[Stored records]
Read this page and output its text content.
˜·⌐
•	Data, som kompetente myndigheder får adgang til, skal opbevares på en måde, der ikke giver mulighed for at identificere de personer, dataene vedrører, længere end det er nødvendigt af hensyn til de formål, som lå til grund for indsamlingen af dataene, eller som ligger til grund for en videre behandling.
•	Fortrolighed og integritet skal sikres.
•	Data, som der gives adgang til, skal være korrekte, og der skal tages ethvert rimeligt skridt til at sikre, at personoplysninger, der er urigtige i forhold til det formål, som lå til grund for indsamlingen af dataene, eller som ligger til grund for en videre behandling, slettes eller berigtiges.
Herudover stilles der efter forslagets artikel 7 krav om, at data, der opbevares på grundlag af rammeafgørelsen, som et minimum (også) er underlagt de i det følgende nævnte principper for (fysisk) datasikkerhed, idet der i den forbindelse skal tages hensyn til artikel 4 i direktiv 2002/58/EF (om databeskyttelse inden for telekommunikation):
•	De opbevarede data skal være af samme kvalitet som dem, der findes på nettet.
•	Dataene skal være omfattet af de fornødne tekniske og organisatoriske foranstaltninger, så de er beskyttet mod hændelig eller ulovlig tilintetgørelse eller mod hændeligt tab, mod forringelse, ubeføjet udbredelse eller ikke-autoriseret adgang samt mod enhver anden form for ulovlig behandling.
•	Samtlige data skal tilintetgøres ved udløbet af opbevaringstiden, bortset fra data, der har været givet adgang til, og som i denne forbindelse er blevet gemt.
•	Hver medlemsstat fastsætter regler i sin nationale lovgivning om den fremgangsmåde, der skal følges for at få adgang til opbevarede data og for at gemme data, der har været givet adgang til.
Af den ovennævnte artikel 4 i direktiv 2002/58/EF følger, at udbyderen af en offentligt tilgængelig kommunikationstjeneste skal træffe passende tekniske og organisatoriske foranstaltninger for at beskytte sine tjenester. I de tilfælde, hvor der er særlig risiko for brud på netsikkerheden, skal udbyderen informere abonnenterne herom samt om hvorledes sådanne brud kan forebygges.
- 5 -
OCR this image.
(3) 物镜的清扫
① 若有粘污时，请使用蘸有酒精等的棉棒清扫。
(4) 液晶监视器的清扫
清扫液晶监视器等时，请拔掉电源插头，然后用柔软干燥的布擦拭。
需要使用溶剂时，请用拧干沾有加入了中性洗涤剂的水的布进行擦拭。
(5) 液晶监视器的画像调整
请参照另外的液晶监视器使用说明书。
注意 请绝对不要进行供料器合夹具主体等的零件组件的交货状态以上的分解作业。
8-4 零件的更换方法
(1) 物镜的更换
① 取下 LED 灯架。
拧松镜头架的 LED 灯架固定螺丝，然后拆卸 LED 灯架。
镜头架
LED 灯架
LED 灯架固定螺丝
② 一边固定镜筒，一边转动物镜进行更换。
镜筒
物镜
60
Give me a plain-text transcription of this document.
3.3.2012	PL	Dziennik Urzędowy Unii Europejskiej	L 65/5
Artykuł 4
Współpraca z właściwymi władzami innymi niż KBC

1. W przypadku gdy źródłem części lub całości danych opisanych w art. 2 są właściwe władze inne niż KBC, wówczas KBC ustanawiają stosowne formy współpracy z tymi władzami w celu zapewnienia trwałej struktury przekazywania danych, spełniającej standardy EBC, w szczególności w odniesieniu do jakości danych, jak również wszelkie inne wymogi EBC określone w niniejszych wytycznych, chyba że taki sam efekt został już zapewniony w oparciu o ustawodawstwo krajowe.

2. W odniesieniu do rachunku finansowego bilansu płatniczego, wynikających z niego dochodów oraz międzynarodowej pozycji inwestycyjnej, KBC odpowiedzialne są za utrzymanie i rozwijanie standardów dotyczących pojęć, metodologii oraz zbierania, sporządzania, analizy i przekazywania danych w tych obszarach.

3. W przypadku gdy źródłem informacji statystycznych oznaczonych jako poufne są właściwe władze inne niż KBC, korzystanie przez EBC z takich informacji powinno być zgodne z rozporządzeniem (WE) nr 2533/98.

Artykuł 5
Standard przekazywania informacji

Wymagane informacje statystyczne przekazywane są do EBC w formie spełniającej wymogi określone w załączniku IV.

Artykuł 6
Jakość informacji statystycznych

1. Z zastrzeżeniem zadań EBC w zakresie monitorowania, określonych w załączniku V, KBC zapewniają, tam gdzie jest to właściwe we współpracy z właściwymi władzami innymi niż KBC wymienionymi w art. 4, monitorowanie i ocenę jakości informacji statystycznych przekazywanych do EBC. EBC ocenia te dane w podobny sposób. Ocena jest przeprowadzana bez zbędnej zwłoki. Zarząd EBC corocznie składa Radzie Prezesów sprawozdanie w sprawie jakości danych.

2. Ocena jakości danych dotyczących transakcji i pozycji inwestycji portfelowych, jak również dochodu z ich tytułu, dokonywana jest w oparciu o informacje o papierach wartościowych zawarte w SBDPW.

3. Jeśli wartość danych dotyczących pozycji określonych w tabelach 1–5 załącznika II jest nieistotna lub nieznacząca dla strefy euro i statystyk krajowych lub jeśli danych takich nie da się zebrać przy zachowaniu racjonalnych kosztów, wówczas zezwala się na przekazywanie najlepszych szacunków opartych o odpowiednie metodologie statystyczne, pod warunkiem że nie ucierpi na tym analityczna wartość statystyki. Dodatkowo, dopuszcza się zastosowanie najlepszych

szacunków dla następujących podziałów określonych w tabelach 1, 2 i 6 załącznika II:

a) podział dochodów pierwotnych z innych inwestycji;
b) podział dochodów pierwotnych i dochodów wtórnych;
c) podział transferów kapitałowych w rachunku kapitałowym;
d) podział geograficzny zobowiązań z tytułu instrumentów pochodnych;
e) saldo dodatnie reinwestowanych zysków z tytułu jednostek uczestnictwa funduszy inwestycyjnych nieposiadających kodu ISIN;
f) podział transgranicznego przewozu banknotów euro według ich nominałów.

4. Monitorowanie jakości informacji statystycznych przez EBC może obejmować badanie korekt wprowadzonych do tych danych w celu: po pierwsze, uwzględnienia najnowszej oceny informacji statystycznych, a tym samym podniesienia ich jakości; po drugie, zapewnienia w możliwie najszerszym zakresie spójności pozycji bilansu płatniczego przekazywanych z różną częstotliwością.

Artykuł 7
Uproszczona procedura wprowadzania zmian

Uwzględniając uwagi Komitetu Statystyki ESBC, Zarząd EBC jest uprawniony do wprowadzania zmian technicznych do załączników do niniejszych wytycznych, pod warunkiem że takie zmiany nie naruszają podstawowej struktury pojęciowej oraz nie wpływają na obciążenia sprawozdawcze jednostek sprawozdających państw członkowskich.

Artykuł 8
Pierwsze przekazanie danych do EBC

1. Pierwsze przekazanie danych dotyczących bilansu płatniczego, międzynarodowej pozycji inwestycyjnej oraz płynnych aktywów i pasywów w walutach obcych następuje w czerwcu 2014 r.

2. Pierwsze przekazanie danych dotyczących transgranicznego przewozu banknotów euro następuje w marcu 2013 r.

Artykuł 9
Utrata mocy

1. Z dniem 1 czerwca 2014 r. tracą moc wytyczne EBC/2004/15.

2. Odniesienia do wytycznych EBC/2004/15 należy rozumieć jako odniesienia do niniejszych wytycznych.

| Your instructions |
Select the lines that carry the string "tytułu" and copy them.

| Exercise output |
2. Ocena jakości danych dotyczących transakcji i pozycji inwestycji portfelowych, jak również dochodu z ich tytułu, dokonywana jest w oparciu o informacje o papierach wartościowych zawarte w SBDPW.
d) podział geograficzny zobowiązań z tytułu instrumentów pochodnych;
e) saldo dodatnie reinwestowanych zysków z tytułu jednostek uczestnictwa funduszy inwestycyjnych nieposiadających kodu ISIN;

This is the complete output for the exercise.